## Task brief
Quote the data below in full, please, without altering anything.

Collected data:
....................

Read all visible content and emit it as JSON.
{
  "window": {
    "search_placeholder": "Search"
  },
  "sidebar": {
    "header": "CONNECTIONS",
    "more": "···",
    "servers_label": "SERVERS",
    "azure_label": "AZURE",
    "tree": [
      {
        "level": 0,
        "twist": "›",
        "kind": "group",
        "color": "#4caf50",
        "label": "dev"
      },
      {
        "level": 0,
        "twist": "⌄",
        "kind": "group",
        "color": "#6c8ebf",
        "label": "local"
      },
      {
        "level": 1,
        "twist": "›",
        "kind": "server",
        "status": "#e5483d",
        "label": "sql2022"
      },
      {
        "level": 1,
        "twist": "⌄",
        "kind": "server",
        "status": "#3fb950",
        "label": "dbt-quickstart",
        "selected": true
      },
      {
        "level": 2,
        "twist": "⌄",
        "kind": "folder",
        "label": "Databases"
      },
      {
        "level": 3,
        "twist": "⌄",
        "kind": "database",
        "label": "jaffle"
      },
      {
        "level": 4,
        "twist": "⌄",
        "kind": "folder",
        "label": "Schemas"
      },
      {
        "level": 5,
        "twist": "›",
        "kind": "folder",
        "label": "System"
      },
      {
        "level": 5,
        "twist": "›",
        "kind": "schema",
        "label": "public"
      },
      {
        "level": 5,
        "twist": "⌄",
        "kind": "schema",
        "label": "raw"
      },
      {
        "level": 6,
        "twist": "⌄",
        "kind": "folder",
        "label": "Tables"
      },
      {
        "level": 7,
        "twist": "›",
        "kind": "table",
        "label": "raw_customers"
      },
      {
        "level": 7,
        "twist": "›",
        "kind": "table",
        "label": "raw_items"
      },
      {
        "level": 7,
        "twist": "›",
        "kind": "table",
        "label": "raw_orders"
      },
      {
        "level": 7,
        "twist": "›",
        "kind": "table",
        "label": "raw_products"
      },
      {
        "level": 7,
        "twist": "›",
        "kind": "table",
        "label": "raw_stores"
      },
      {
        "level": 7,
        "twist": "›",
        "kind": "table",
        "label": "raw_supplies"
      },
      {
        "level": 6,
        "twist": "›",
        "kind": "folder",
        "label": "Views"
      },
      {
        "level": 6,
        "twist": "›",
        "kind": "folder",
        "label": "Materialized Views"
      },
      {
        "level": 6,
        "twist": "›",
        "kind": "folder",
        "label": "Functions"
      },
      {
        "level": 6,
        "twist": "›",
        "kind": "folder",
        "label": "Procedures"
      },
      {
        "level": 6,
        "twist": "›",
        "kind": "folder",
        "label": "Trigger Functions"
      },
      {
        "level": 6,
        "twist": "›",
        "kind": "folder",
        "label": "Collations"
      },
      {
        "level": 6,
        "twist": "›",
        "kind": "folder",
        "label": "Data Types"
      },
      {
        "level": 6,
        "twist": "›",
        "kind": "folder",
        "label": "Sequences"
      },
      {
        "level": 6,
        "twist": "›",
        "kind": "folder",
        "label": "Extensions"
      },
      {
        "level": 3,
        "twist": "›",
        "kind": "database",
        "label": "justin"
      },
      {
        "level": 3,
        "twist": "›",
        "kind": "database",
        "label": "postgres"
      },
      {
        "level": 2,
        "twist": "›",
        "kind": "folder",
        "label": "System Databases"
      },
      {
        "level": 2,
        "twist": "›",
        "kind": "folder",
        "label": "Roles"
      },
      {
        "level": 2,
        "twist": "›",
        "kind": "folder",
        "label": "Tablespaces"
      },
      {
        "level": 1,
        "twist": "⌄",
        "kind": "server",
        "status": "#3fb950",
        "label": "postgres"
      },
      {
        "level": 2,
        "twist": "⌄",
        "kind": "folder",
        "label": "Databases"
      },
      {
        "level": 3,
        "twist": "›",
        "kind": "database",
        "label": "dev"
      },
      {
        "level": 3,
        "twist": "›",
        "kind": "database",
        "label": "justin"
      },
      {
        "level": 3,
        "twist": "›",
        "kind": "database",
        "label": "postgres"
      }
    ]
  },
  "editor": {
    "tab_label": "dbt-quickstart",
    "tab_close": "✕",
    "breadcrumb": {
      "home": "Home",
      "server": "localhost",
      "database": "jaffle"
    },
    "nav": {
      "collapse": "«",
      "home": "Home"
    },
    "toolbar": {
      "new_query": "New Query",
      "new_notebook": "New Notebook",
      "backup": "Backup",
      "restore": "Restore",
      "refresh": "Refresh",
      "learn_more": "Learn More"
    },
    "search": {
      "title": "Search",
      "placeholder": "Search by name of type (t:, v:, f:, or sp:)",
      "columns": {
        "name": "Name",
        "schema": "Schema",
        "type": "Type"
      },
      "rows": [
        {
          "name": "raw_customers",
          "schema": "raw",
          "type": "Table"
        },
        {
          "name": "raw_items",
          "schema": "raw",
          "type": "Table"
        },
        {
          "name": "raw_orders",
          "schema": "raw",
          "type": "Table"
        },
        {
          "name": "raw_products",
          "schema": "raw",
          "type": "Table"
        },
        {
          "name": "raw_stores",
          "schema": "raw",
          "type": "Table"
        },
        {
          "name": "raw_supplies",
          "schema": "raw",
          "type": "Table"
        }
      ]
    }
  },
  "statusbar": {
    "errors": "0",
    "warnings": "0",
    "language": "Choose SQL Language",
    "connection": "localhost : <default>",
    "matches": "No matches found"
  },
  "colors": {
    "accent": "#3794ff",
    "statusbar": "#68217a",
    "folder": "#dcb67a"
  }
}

....................

## Task answer
Read all visible content and emit it as JSON.
{
  "window": {
    "search_placeholder": "Search"
  },
  "sidebar": {
    "header": "CONNECTIONS",
    "more": "···",
    "servers_label": "SERVERS",
    "azure_label": "AZURE",
    "tree": [
      {
        "level": 0,
        "twist": "›",
        "kind": "group",
        "color": "#4caf50",
        "label": "dev"
      },
      {
        "level": 0,
        "twist": "⌄",
        "kind": "group",
        "color": "#6c8ebf",
        "label": "local"
      },
      {
        "level": 1,
        "twist": "›",
        "kind": "server",
        "status": "#e5483d",
        "label": "sql2022"
      },
      {
        "level": 1,
        "twist": "⌄",
        "kind": "server",
        "status": "#3fb950",
        "label": "dbt-quickstart",
        "selected": true
      },
      {
        "level": 2,
        "twist": "⌄",
        "kind": "folder",
        "label": "Databases"
      },
      {
        "level": 3,
        "twist": "⌄",
        "kind": "database",
        "label": "jaffle"
      },
      {
        "level": 4,
        "twist": "⌄",
        "kind": "folder",
        "label": "Schemas"
      },
      {
        "level": 5,
        "twist": "›",
        "kind": "folder",
        "label": "System"
      },
      {
        "level": 5,
        "twist": "›",
        "kind": "schema",
        "label": "public"
      },
      {
        "level": 5,
        "twist": "⌄",
        "kind": "schema",
        "label": "raw"
      },
      {
        "level": 6,
        "twist": "⌄",
        "kind": "folder",
        "label": "Tables"
      },
      {
        "level": 7,
        "twist": "›",
        "kind": "table",
        "label": "raw_customers"
      },
      {
        "level": 7,
        "twist": "›",
        "kind": "table",
        "label": "raw_items"
      },
      {
        "level": 7,
        "twist": "›",
        "kind": "table",
        "label": "raw_orders"
      },
      {
        "level": 7,
        "twist": "›",
        "kind": "table",
        "label": "raw_products"
      },
      {
        "level": 7,
        "twist": "›",
        "kind": "table",
        "label": "raw_stores"
      },
      {
        "level": 7,
        "twist": "›",
        "kind": "table",
        "label": "raw_supplies"
      },
      {
        "level": 6,
        "twist": "›",
        "kind": "folder",
        "label": "Views"
      },
      {
        "level": 6,
        "twist": "›",
        "kind": "folder",
        "label": "Materialized Views"
      },
      {
        "level": 6,
        "twist": "›",
        "kind": "folder",
        "label": "Functions"
      },
      {
        "level": 6,
        "twist": "›",
        "kind": "folder",
        "label": "Procedures"
      },
      {
        "level": 6,
        "twist": "›",
        "kind": "folder",
        "label": "Trigger Functions"
      },
      {
        "level": 6,
        "twist": "›",
        "kind": "folder",
        "label": "Collations"
      },
      {
        "level": 6,
        "twist": "›",
        "kind": "folder",
        "label": "Data Types"
      },
      {
        "level": 6,
        "twist": "›",
        "kind": "folder",
        "label": "Sequences"
      },
      {
        "level": 6,
        "twist": "›",
        "kind": "folder",
        "label": "Extensions"
      },
      {
        "level": 3,
        "twist": "›",
        "kind": "database",
        "label": "justin"
      },
      {
        "level": 3,
        "twist": "›",
        "kind": "database",
        "label": "postgres"
      },
      {
        "level": 2,
        "twist": "›",
        "kind": "folder",
        "label": "System Databases"
      },
      {
        "level": 2,
        "twist": "›",
        "kind": "folder",
        "label": "Roles"
      },
      {
        "level": 2,
        "twist": "›",
        "kind": "folder",
        "label": "Tablespaces"
      },
      {
        "level": 1,
        "twist": "⌄",
        "kind": "server",
        "status": "#3fb950",
        "label": "postgres"
      },
      {
        "level": 2,
        "twist": "⌄",
        "kind": "folder",
        "label": "Databases"
      },
      {
        "level": 3,
        "twist": "›",
        "kind": "database",
        "label": "dev"
      },
      {
        "level": 3,
        "twist": "›",
        "kind": "database",
        "label": "justin"
      },
      {
        "level": 3,
        "twist": "›",
        "kind": "database",
        "label": "postgres"
      }
    ]
  },
  "editor": {
    "tab_label": "dbt-quickstart",
    "tab_close": "✕",
    "breadcrumb": {
      "home": "Home",
      "server": "localhost",
      "database": "jaffle"
    },
    "nav": {
      "collapse": "«",
      "home": "Home"
    },
    "toolbar": {
      "new_query": "New Query",
      "new_notebook": "New Notebook",
      "backup": "Backup",
      "restore": "Restore",
      "refresh": "Refresh",
      "learn_more": "Learn More"
    },
    "search": {
      "title": "Search",
      "placeholder": "Search by name of type (t:, v:, f:, or sp:)",
      "columns": {
        "name": "Name",
        "schema": "Schema",
        "type": "Type"
      },
      "rows": [
        {
          "name": "raw_customers",
          "schema": "raw",
          "type": "Table"
        },
        {
          "name": "raw_items",
          "schema": "raw",
          "type": "Table"
        },
        {
          "name": "raw_orders",
          "schema": "raw",
          "type": "Table"
        },
        {
          "name": "raw_products",
          "schema": "raw",
          "type": "Table"
        },
        {
          "name": "raw_stores",
          "schema": "raw",
          "type": "Table"
        },
        {
          "name": "raw_supplies",
          "schema": "raw",
          "type": "Table"
        }
      ]
    }
  },
  "statusbar": {
    "errors": "0",
    "warnings": "0",
    "language": "Choose SQL Language",
    "connection": "localhost : <default>",
    "matches": "No matches found"
  },
  "colors": {
    "accent": "#3794ff",
    "statusbar": "#68217a",
    "folder": "#dcb67a"
  }
}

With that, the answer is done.